• [AIM]: Where does the string "this" appear in the records? Copy every line that contains it.

• [WORKING DATA]:
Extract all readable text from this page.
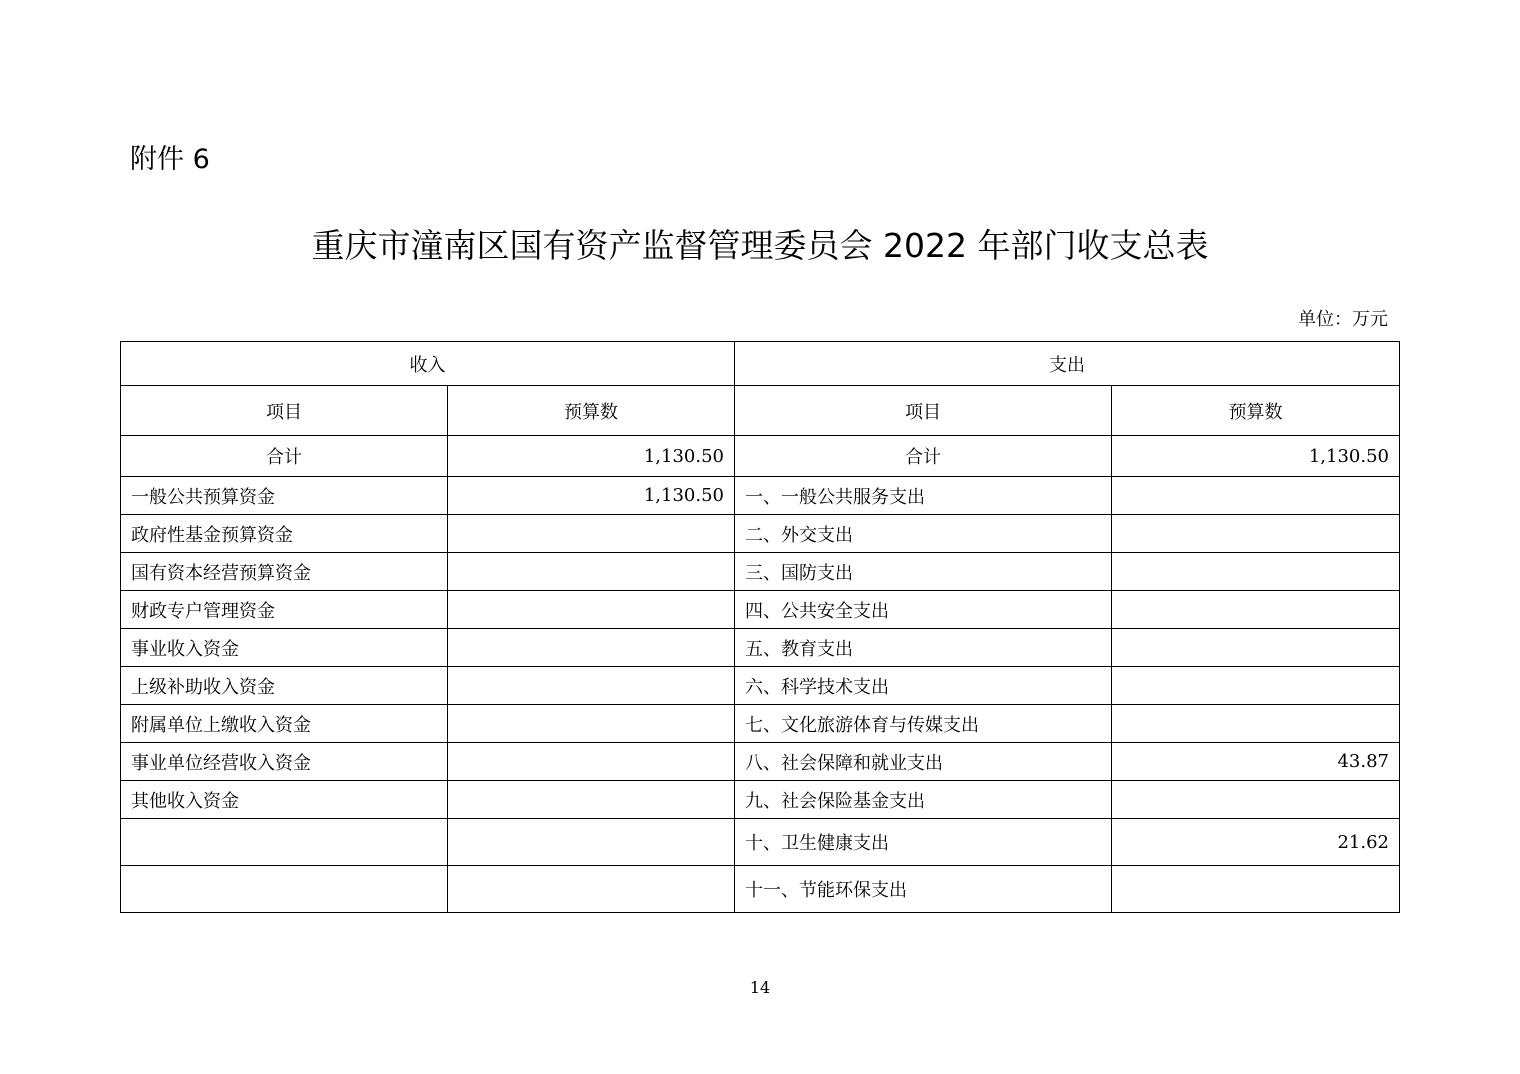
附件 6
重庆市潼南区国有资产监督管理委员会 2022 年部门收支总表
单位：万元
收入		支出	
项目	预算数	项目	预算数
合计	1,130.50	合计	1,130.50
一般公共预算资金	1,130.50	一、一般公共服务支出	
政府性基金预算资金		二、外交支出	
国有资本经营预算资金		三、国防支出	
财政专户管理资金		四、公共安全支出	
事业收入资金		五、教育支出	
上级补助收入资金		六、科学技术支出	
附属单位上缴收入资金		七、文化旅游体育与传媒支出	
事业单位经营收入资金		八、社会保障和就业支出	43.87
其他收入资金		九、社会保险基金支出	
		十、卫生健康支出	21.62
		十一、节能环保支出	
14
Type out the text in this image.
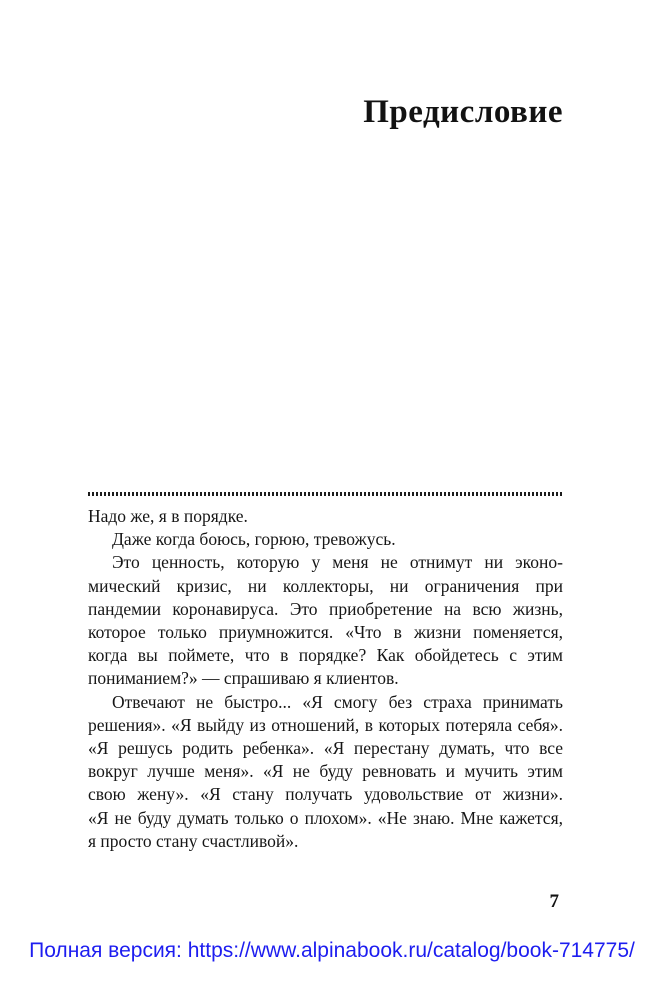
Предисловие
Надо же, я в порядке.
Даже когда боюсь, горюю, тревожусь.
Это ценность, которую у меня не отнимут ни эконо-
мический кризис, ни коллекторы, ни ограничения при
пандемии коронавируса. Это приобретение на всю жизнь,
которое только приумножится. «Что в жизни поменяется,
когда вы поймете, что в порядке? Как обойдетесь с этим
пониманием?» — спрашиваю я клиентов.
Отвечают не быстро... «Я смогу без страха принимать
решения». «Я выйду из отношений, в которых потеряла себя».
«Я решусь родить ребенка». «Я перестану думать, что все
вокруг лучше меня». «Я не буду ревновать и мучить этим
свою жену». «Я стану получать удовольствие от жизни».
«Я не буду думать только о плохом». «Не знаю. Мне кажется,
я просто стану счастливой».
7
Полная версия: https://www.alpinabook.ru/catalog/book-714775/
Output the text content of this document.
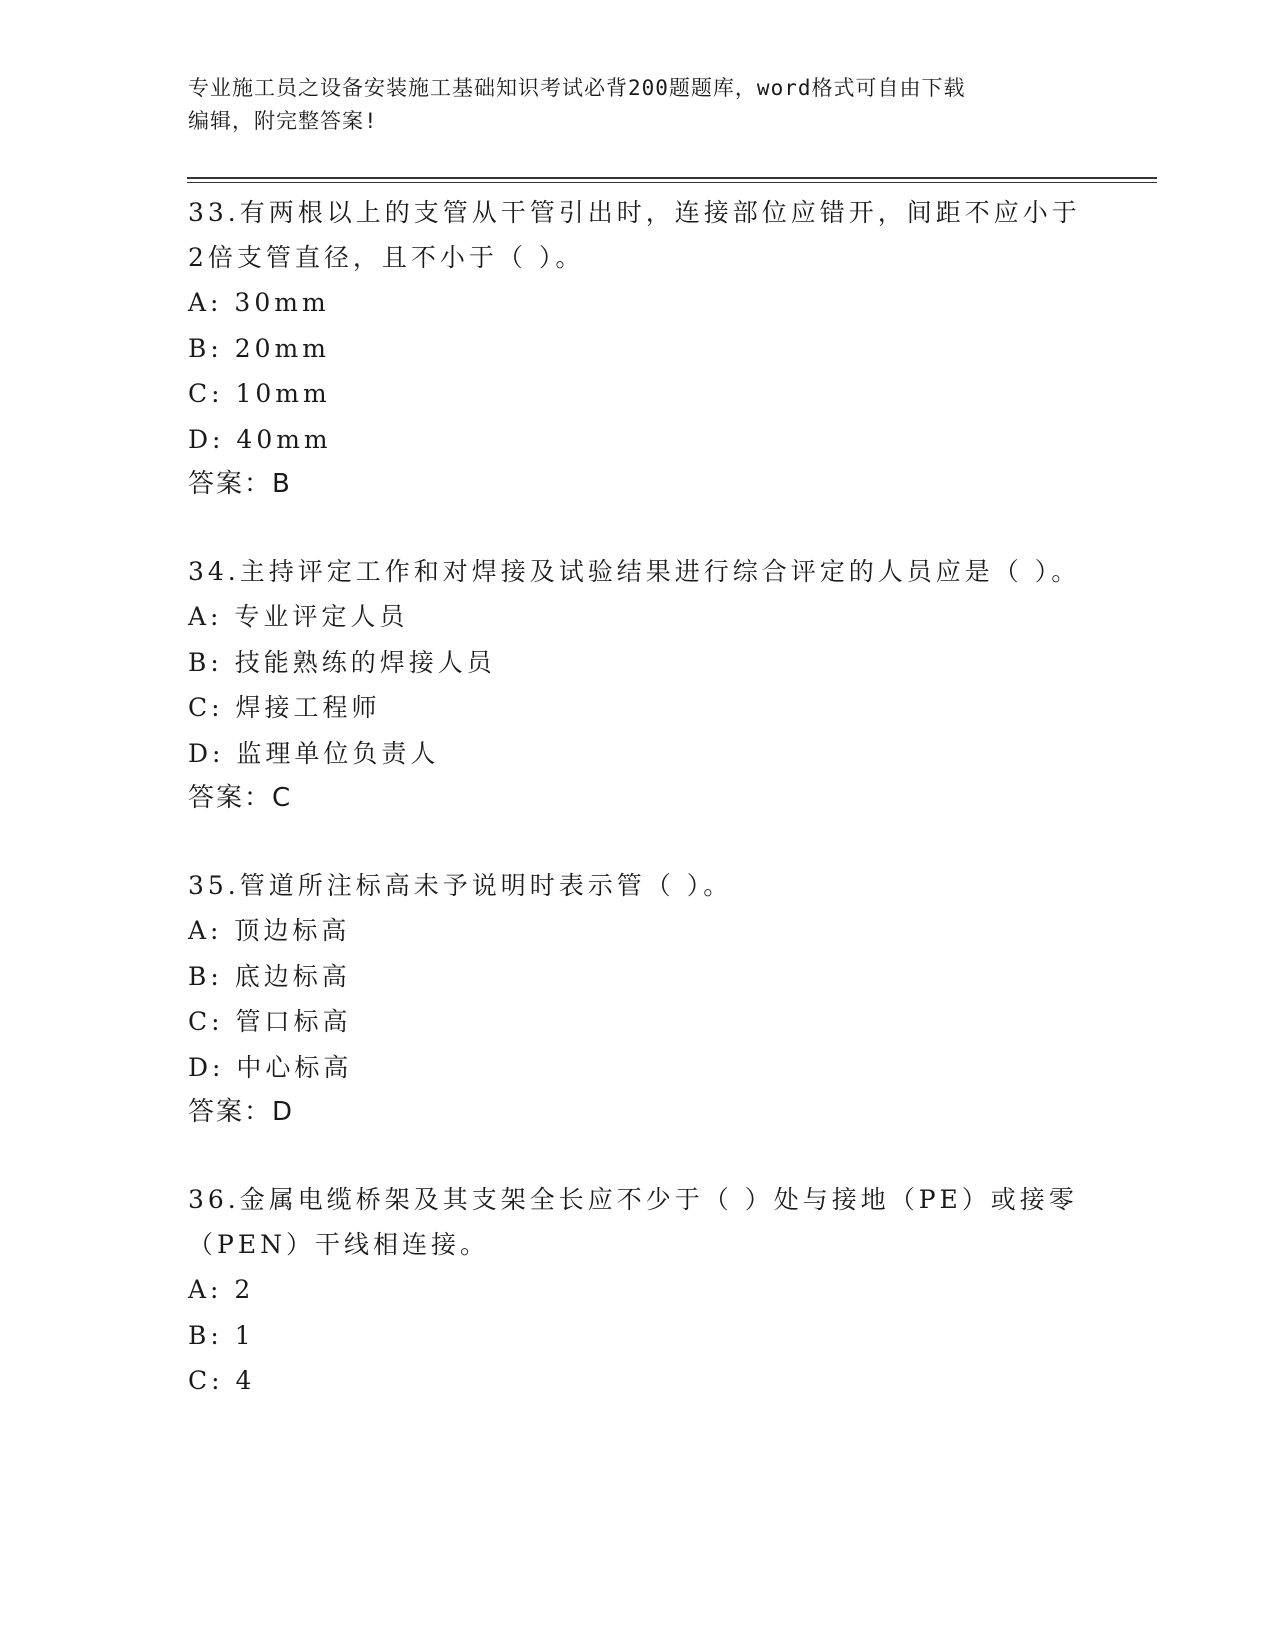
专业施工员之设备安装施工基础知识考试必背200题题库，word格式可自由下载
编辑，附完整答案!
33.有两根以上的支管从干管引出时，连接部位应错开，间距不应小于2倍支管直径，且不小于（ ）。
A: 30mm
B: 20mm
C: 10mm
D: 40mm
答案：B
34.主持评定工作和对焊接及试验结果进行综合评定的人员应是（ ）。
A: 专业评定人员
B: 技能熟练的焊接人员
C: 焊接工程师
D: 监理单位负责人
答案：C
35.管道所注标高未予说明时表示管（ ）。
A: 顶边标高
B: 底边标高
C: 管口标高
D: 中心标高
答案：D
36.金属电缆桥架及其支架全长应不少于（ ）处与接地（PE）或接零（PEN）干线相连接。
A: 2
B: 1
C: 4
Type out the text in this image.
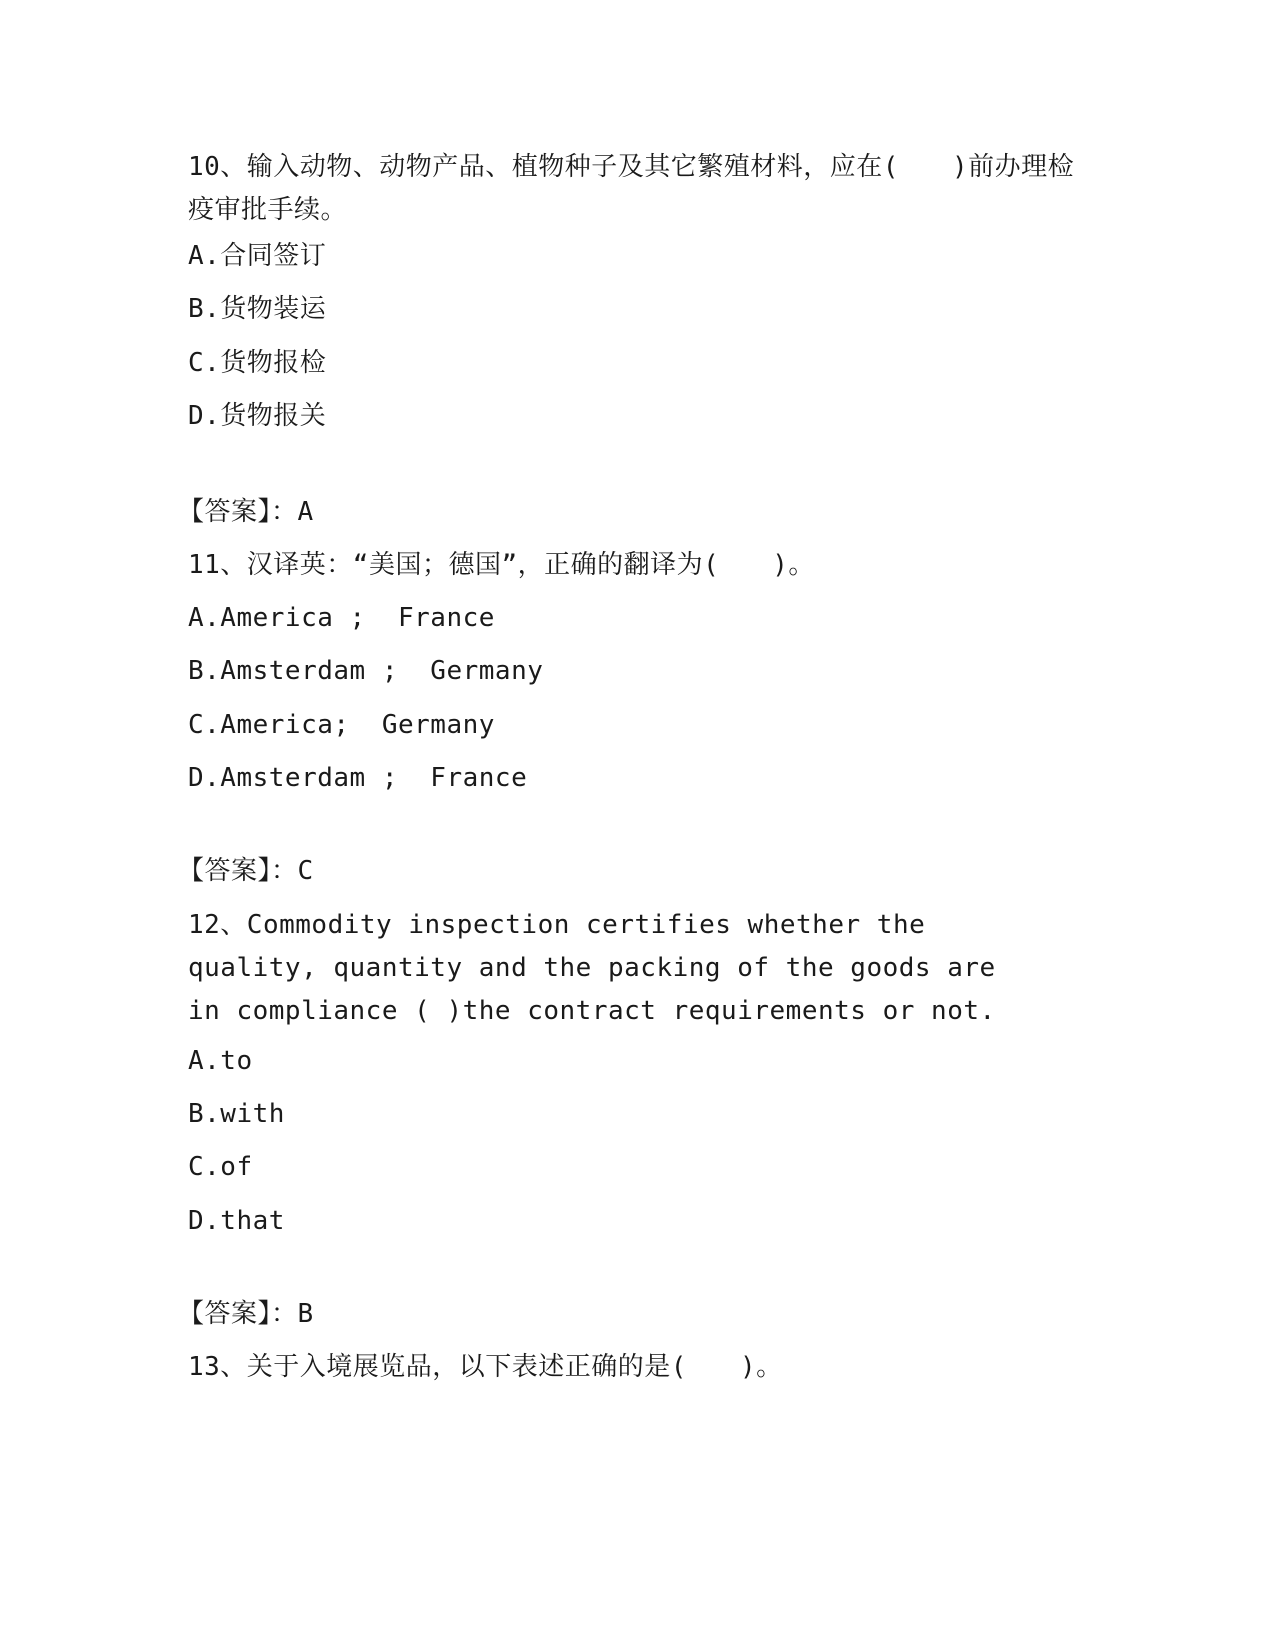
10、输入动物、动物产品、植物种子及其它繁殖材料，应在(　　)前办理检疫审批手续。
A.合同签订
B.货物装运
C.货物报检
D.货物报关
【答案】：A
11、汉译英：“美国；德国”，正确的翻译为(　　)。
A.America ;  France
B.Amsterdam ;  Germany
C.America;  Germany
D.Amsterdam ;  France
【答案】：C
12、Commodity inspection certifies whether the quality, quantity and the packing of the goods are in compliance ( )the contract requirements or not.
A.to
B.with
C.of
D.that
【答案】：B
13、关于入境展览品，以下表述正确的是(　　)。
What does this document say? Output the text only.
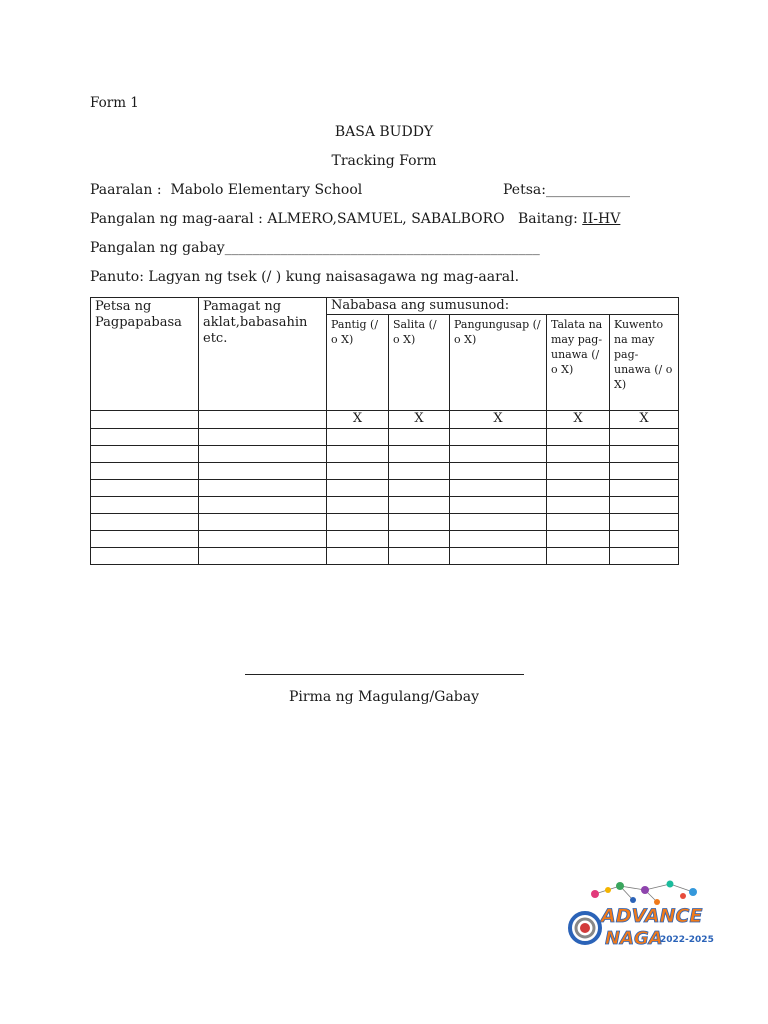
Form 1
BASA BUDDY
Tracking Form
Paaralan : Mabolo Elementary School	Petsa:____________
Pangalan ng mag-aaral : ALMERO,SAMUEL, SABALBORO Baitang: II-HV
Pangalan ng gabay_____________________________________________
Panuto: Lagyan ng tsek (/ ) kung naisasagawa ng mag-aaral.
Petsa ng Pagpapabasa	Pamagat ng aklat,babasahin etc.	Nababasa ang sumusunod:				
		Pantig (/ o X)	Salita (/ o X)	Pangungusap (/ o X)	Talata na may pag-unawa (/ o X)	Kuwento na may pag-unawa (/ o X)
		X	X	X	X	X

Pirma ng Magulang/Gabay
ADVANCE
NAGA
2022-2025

• [TASK RESULT]:
Extract all readable text from this page.
Type out the text in this image.
Output the text content of this document.
Type out the text in this image.
What does this document say? Output the text only.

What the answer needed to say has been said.